## BEGIN
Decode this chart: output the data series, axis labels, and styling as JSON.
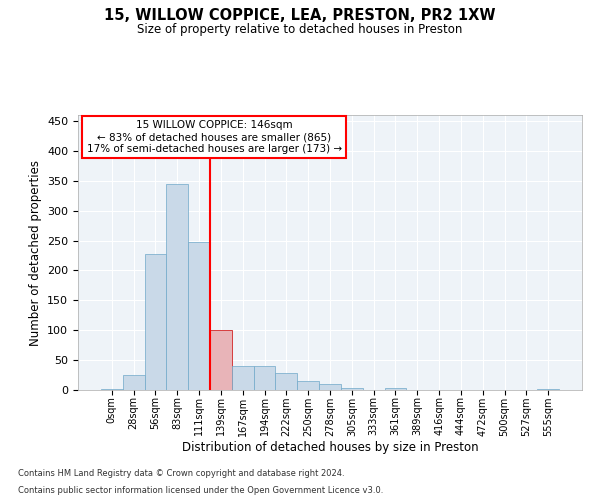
{
  "title1": "15, WILLOW COPPICE, LEA, PRESTON, PR2 1XW",
  "title2": "Size of property relative to detached houses in Preston",
  "xlabel": "Distribution of detached houses by size in Preston",
  "ylabel": "Number of detached properties",
  "footnote1": "Contains HM Land Registry data © Crown copyright and database right 2024.",
  "footnote2": "Contains public sector information licensed under the Open Government Licence v3.0.",
  "bin_labels": [
    "0sqm",
    "28sqm",
    "56sqm",
    "83sqm",
    "111sqm",
    "139sqm",
    "167sqm",
    "194sqm",
    "222sqm",
    "250sqm",
    "278sqm",
    "305sqm",
    "333sqm",
    "361sqm",
    "389sqm",
    "416sqm",
    "444sqm",
    "472sqm",
    "500sqm",
    "527sqm",
    "555sqm"
  ],
  "bar_values": [
    2,
    25,
    228,
    345,
    247,
    100,
    40,
    40,
    28,
    15,
    10,
    4,
    0,
    3,
    0,
    0,
    0,
    0,
    0,
    0,
    2
  ],
  "bar_color": "#c9d9e8",
  "bar_edge_color": "#6fa8c9",
  "highlight_bar_index": 5,
  "highlight_bar_color": "#e8b4b8",
  "highlight_bar_edge_color": "#cc0000",
  "vline_position": 4.5,
  "vline_color": "red",
  "annotation_line1": "15 WILLOW COPPICE: 146sqm",
  "annotation_line2": "← 83% of detached houses are smaller (865)",
  "annotation_line3": "17% of semi-detached houses are larger (173) →",
  "ylim": [
    0,
    460
  ],
  "yticks": [
    0,
    50,
    100,
    150,
    200,
    250,
    300,
    350,
    400,
    450
  ],
  "bg_color": "#eef3f8",
  "fig_width": 6.0,
  "fig_height": 5.0,
  "fig_dpi": 100
}
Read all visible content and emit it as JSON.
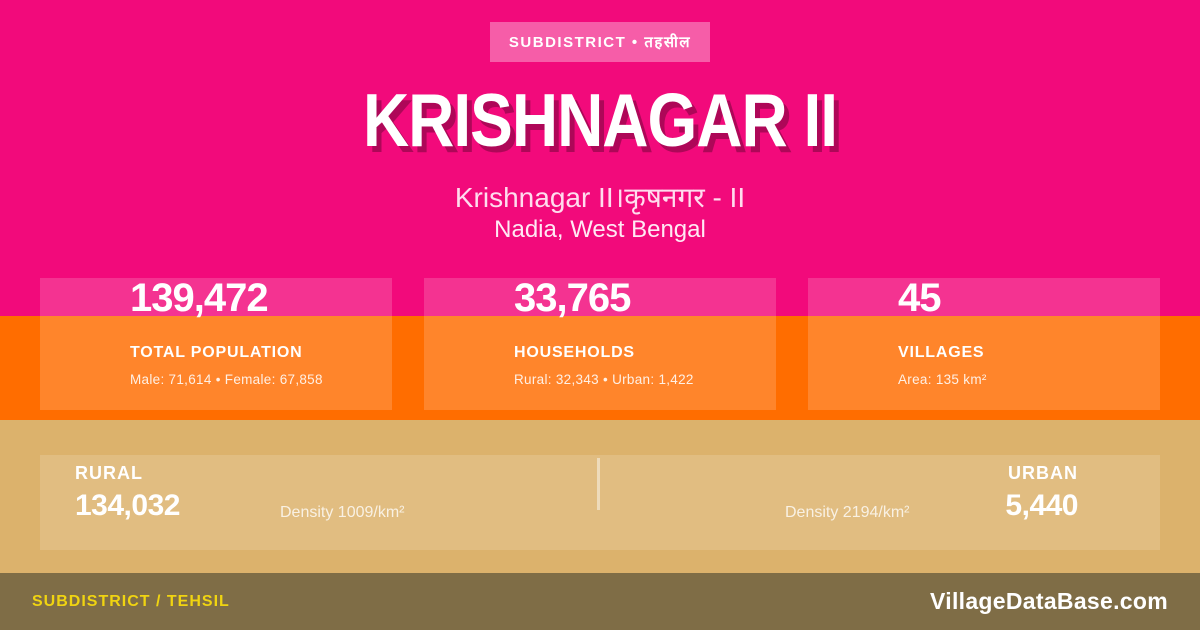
{
  "badge": {
    "label": "SUBDISTRICT • तहसील"
  },
  "header": {
    "title": "KRISHNAGAR II",
    "subtitle": "Krishnagar II।कृषनगर - II",
    "location": "Nadia, West Bengal"
  },
  "stats": [
    {
      "value": "139,472",
      "label": "TOTAL POPULATION",
      "detail": "Male: 71,614 • Female: 67,858"
    },
    {
      "value": "33,765",
      "label": "HOUSEHOLDS",
      "detail": "Rural: 32,343 • Urban: 1,422"
    },
    {
      "value": "45",
      "label": "VILLAGES",
      "detail": "Area: 135 km²"
    }
  ],
  "split": {
    "rural": {
      "label": "RURAL",
      "value": "134,032",
      "density": "Density 1009/km²"
    },
    "urban": {
      "label": "URBAN",
      "value": "5,440",
      "density": "Density 2194/km²"
    }
  },
  "footer": {
    "type_label": "SUBDISTRICT / TEHSIL",
    "brand": "VillageDataBase.com"
  },
  "colors": {
    "pink": "#F20A7B",
    "orange": "#FF6D00",
    "tan": "#DCB26C",
    "footer_olive": "#7F6D46",
    "accent_yellow": "#F0D411",
    "text_white": "#FFFFFF",
    "subtitle_pink": "#FFDCEE"
  }
}
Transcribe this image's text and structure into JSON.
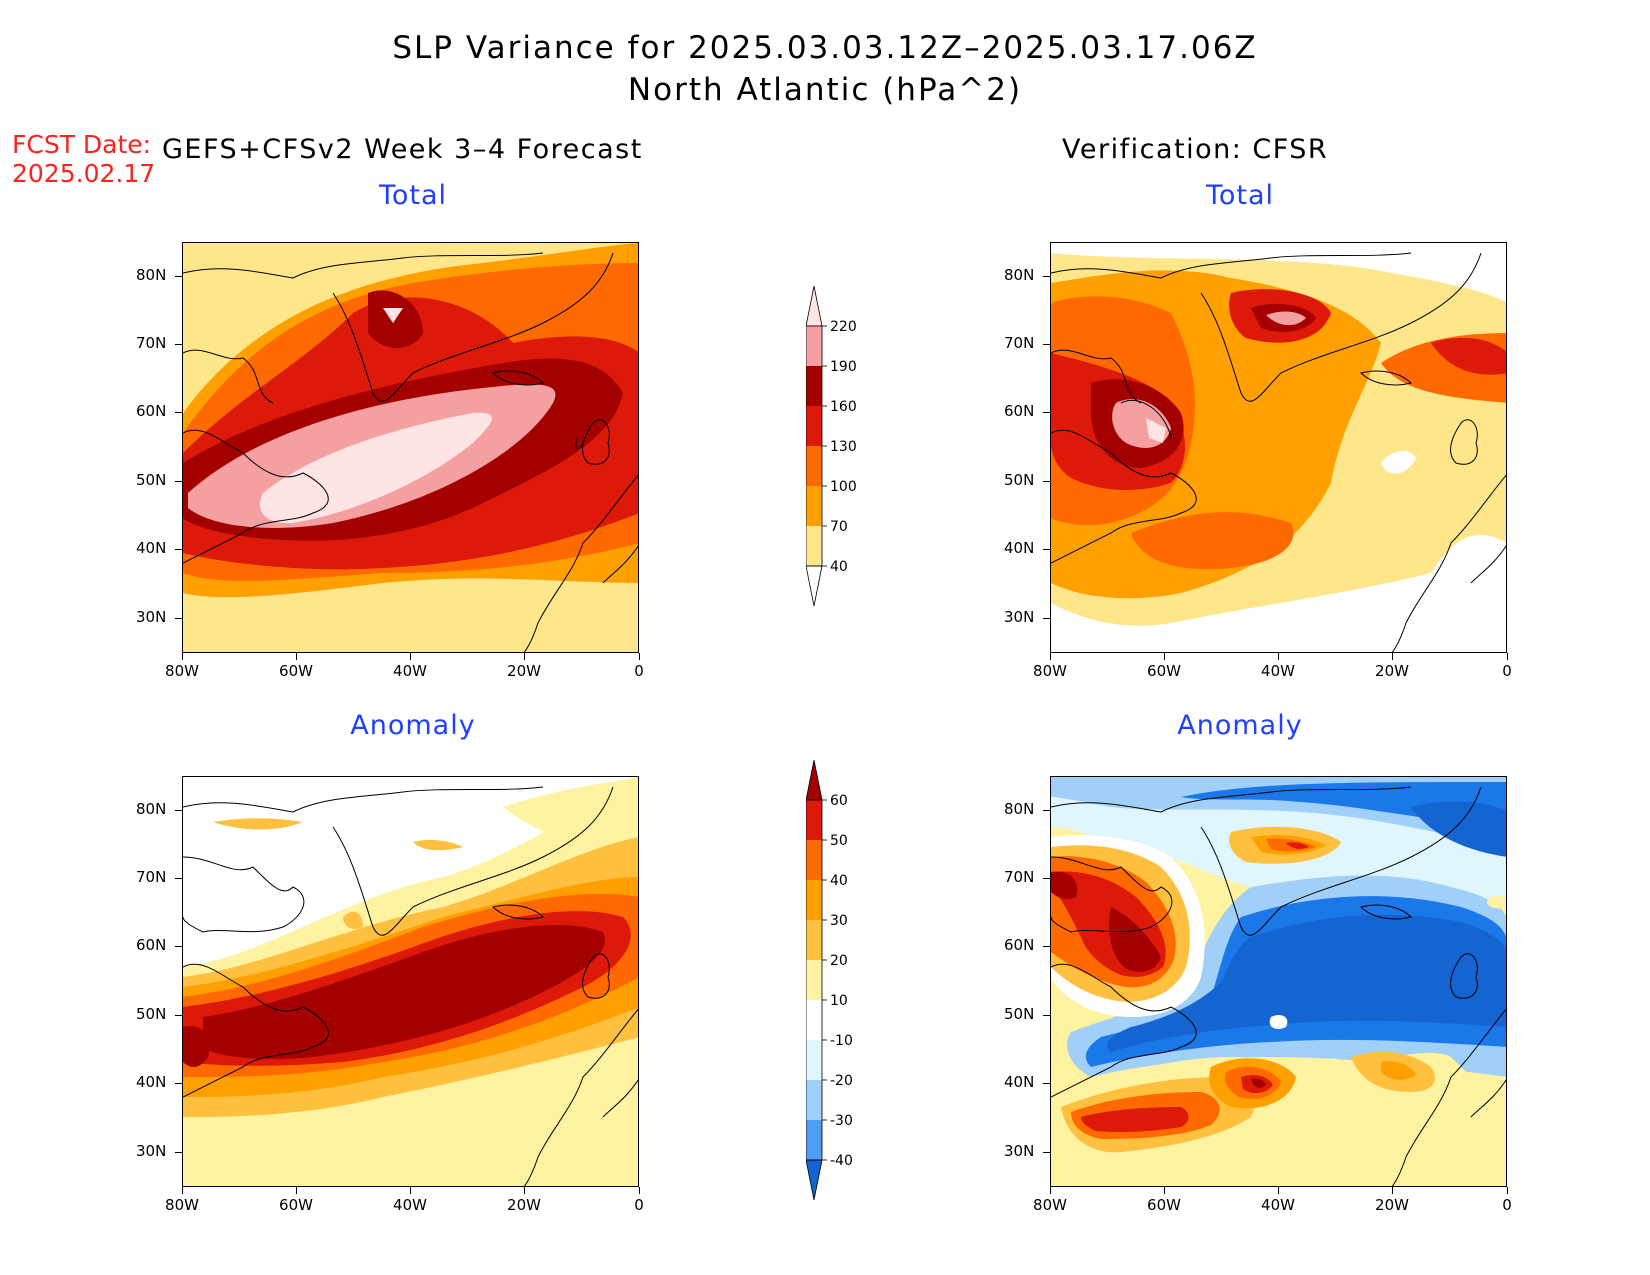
{
  "title": {
    "line1": "SLP Variance for 2025.03.03.12Z–2025.03.17.06Z",
    "line2": "North Atlantic (hPa^2)"
  },
  "fcst": {
    "label": "FCST Date:",
    "date": "2025.02.17"
  },
  "forecast_header": "GEFS+CFSv2 Week 3–4 Forecast",
  "verification_header": "Verification: CFSR",
  "panels": {
    "fc_total_title": "Total",
    "ver_total_title": "Total",
    "fc_anom_title": "Anomaly",
    "ver_anom_title": "Anomaly"
  },
  "axes": {
    "lat_labels": [
      "80N",
      "70N",
      "60N",
      "50N",
      "40N",
      "30N"
    ],
    "lon_labels": [
      "80W",
      "60W",
      "40W",
      "20W",
      "0"
    ]
  },
  "colorbars": {
    "total": {
      "labels": [
        "220",
        "190",
        "160",
        "130",
        "100",
        "70",
        "40"
      ],
      "colors": [
        "#ffe4e4",
        "#f4a0a0",
        "#a50000",
        "#dd1a0a",
        "#ff6a00",
        "#ffa000",
        "#ffe68a"
      ]
    },
    "anomaly": {
      "labels": [
        "60",
        "50",
        "40",
        "30",
        "20",
        "10",
        "-10",
        "-20",
        "-30",
        "-40"
      ],
      "colors": [
        "#a50000",
        "#dd1a0a",
        "#ff6a00",
        "#ffa000",
        "#ffc040",
        "#fff2a0",
        "#ffffff",
        "#dff6ff",
        "#a0d0f8",
        "#4f9cf0",
        "#1a78e8",
        "#1464d2"
      ]
    }
  }
}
## END
** Task to complete **
Only the number is wanted: how many lines of the data contain the word "detail"?

** Complete answer **
3